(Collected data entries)
(begin)
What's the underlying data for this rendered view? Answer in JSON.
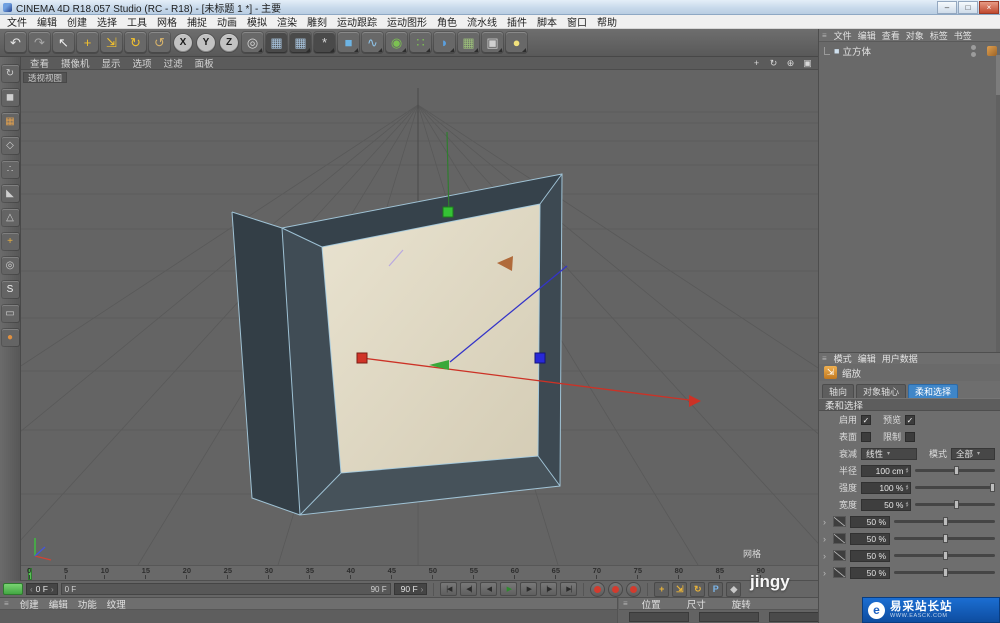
{
  "window": {
    "title": "CINEMA 4D R18.057 Studio (RC - R18) - [未标题 1 *] - 主要",
    "controls": {
      "minimize": "–",
      "maximize": "□",
      "close": "×"
    }
  },
  "menu_bar": [
    "文件",
    "编辑",
    "创建",
    "选择",
    "工具",
    "网格",
    "捕捉",
    "动画",
    "模拟",
    "渲染",
    "雕刻",
    "运动跟踪",
    "运动图形",
    "角色",
    "流水线",
    "插件",
    "脚本",
    "窗口",
    "帮助"
  ],
  "glyphs": {
    "grip": "≡",
    "caret": "▾",
    "spin_up": "▴",
    "spin_down": "▾",
    "prev": "‹",
    "next": "›",
    "check": "✓"
  },
  "toolbar_icons": [
    {
      "name": "undo-icon",
      "glyph": "↶",
      "fg": "#e6e6e6"
    },
    {
      "name": "redo-icon",
      "glyph": "↷",
      "fg": "#a8a8a8"
    },
    {
      "name": "live-selection-icon",
      "glyph": "↖",
      "fg": "#f0f0f0"
    },
    {
      "name": "move-tool-icon",
      "glyph": "+",
      "fg": "#f2c12e"
    },
    {
      "name": "scale-tool-icon",
      "glyph": "⇲",
      "fg": "#f2c12e"
    },
    {
      "name": "rotate-tool-icon",
      "glyph": "↻",
      "fg": "#f2c12e"
    },
    {
      "name": "last-tool-icon",
      "glyph": "↺",
      "fg": "#d8b36a"
    },
    {
      "name": "x-axis-button",
      "glyph": "X",
      "fg": "#1c1c1c",
      "bg": "#c2c2c2",
      "shape": "circle"
    },
    {
      "name": "y-axis-button",
      "glyph": "Y",
      "fg": "#1c1c1c",
      "bg": "#c2c2c2",
      "shape": "circle"
    },
    {
      "name": "z-axis-button",
      "glyph": "Z",
      "fg": "#1c1c1c",
      "bg": "#c2c2c2",
      "shape": "circle"
    },
    {
      "name": "coordinate-system-icon",
      "glyph": "◎",
      "fg": "#d8d8d8",
      "dd": true
    },
    {
      "name": "render-view-icon",
      "glyph": "▦",
      "fg": "#a8c4de",
      "bg": "#4a4a4a"
    },
    {
      "name": "render-picture-viewer-icon",
      "glyph": "▦",
      "fg": "#a8c4de",
      "bg": "#4a4a4a",
      "dd": true
    },
    {
      "name": "render-settings-icon",
      "glyph": "*",
      "fg": "#d8d8d8",
      "bg": "#4a4a4a",
      "dd": true
    },
    {
      "name": "cube-primitive-icon",
      "glyph": "■",
      "fg": "#6db4e4",
      "dd": true
    },
    {
      "name": "spline-pen-icon",
      "glyph": "∿",
      "fg": "#8fc3e8",
      "dd": true
    },
    {
      "name": "subdivision-surface-icon",
      "glyph": "◉",
      "fg": "#7cc152",
      "dd": true
    },
    {
      "name": "array-modifier-icon",
      "glyph": "∷",
      "fg": "#7cc152",
      "dd": true
    },
    {
      "name": "deformer-icon",
      "glyph": "◗",
      "fg": "#5aa0e0",
      "dd": true
    },
    {
      "name": "environment-icon",
      "glyph": "▦",
      "fg": "#9cc07a",
      "dd": true
    },
    {
      "name": "camera-icon",
      "glyph": "▣",
      "fg": "#d0d0d0",
      "dd": true
    },
    {
      "name": "light-icon",
      "glyph": "●",
      "fg": "#f2e27c",
      "dd": true
    }
  ],
  "left_toolbar_icons": [
    {
      "name": "make-editable-icon",
      "glyph": "↻",
      "fg": "#cfcfcf"
    },
    {
      "name": "model-mode-icon",
      "glyph": "◼",
      "fg": "#cfcfcf"
    },
    {
      "name": "texture-mode-icon",
      "glyph": "▦",
      "fg": "#e0a050"
    },
    {
      "name": "workplane-mode-icon",
      "glyph": "◇",
      "fg": "#cfcfcf"
    },
    {
      "name": "points-mode-icon",
      "glyph": "∴",
      "fg": "#cfcfcf"
    },
    {
      "name": "edges-mode-icon",
      "glyph": "◣",
      "fg": "#cfcfcf"
    },
    {
      "name": "polygons-mode-icon",
      "glyph": "△",
      "fg": "#cfcfcf"
    },
    {
      "name": "enable-axis-icon",
      "glyph": "+",
      "fg": "#e8b040"
    },
    {
      "name": "solo-mode-icon",
      "glyph": "◎",
      "fg": "#cfcfcf"
    },
    {
      "name": "enable-snap-icon",
      "glyph": "S",
      "fg": "#f0f0f0"
    },
    {
      "name": "workplane-lock-icon",
      "glyph": "▭",
      "fg": "#cfcfcf"
    },
    {
      "name": "sculpt-layer-icon",
      "glyph": "●",
      "fg": "#e09040"
    }
  ],
  "viewport": {
    "menu": [
      "查看",
      "摄像机",
      "显示",
      "选项",
      "过滤",
      "面板"
    ],
    "view_label": "透视视图",
    "hud_grid_label": "网格",
    "nav_icons": [
      {
        "name": "pan-view-icon",
        "glyph": "+"
      },
      {
        "name": "orbit-view-icon",
        "glyph": "↻"
      },
      {
        "name": "zoom-view-icon",
        "glyph": "⊕"
      },
      {
        "name": "toggle-layout-icon",
        "glyph": "▣"
      }
    ]
  },
  "object_manager": {
    "menu": [
      "文件",
      "编辑",
      "查看",
      "对象",
      "标签",
      "书签"
    ],
    "objects": [
      {
        "name": "立方体",
        "icon": "■"
      }
    ]
  },
  "attribute_manager": {
    "menu": [
      "模式",
      "编辑",
      "用户数据"
    ],
    "tool_title": "缩放",
    "tool_icon": "⇲",
    "tabs": [
      {
        "label": "轴向",
        "cls": ""
      },
      {
        "label": "对象轴心",
        "cls": ""
      },
      {
        "label": "柔和选择",
        "cls": "active"
      }
    ],
    "section_title": "柔和选择",
    "rows": {
      "enable_label": "启用",
      "preview_label": "预览",
      "surface_label": "表面",
      "limit_label": "限制",
      "falloff_label": "衰减",
      "falloff_value": "线性",
      "mode_label": "模式",
      "mode_value": "全部",
      "radius_label": "半径",
      "radius_value": "100 cm",
      "strength_label": "强度",
      "strength_value": "100 %",
      "width_label": "宽度",
      "width_value": "50 %"
    },
    "curve_rows": [
      "50 %",
      "50 %",
      "50 %",
      "50 %"
    ]
  },
  "timeline": {
    "ticks": [
      "0",
      "5",
      "10",
      "15",
      "20",
      "25",
      "30",
      "35",
      "40",
      "45",
      "50",
      "55",
      "60",
      "65",
      "70",
      "75",
      "80",
      "85",
      "90"
    ],
    "current_frame": "0 F",
    "range_start": "0 F",
    "range_end": "90 F",
    "end_frame": "90 F",
    "transport": [
      {
        "name": "goto-start-button",
        "glyph": "|◀"
      },
      {
        "name": "prev-key-button",
        "glyph": "◀|"
      },
      {
        "name": "prev-frame-button",
        "glyph": "◀"
      },
      {
        "name": "play-button",
        "glyph": "▶",
        "accent": "#2f8a2f"
      },
      {
        "name": "next-frame-button",
        "glyph": "▶"
      },
      {
        "name": "next-key-button",
        "glyph": "|▶"
      },
      {
        "name": "goto-end-button",
        "glyph": "▶|"
      }
    ],
    "record_buttons": [
      {
        "name": "record-keyframe-button",
        "fg": "#d23b2e"
      },
      {
        "name": "autokey-button",
        "fg": "#d23b2e"
      },
      {
        "name": "keyframe-selection-button",
        "fg": "#d23b2e"
      }
    ],
    "key_toggles": [
      {
        "name": "record-position-toggle",
        "glyph": "+",
        "fg": "#e8b33a"
      },
      {
        "name": "record-scale-toggle",
        "glyph": "⇲",
        "fg": "#e8b33a"
      },
      {
        "name": "record-rotation-toggle",
        "glyph": "↻",
        "fg": "#e8b33a"
      },
      {
        "name": "record-parameter-toggle",
        "glyph": "P",
        "fg": "#7ab4e8"
      },
      {
        "name": "record-pla-toggle",
        "glyph": "◆",
        "fg": "#c9c9c9"
      }
    ]
  },
  "material_manager": {
    "menu": [
      "创建",
      "编辑",
      "功能",
      "纹理"
    ]
  },
  "coordinate_manager": {
    "headers": [
      "位置",
      "尺寸",
      "旋转"
    ]
  },
  "watermark": "jingy",
  "site_badge": {
    "mark": "e",
    "title": "易采站长站",
    "subtitle": "WWW.EASCK.COM"
  },
  "colors": {
    "tab_active": "#3f86c8",
    "scrubber_green": "#58c156",
    "axis_x": "#cc3226",
    "axis_y": "#35c235",
    "axis_z": "#2828d8",
    "frame_face": "#3d4952",
    "frame_inner": "#ddd6c0"
  }
}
(end)
List every line above that holds the word "goto".

        "name": "goto-start-button",
        "name": "goto-end-button",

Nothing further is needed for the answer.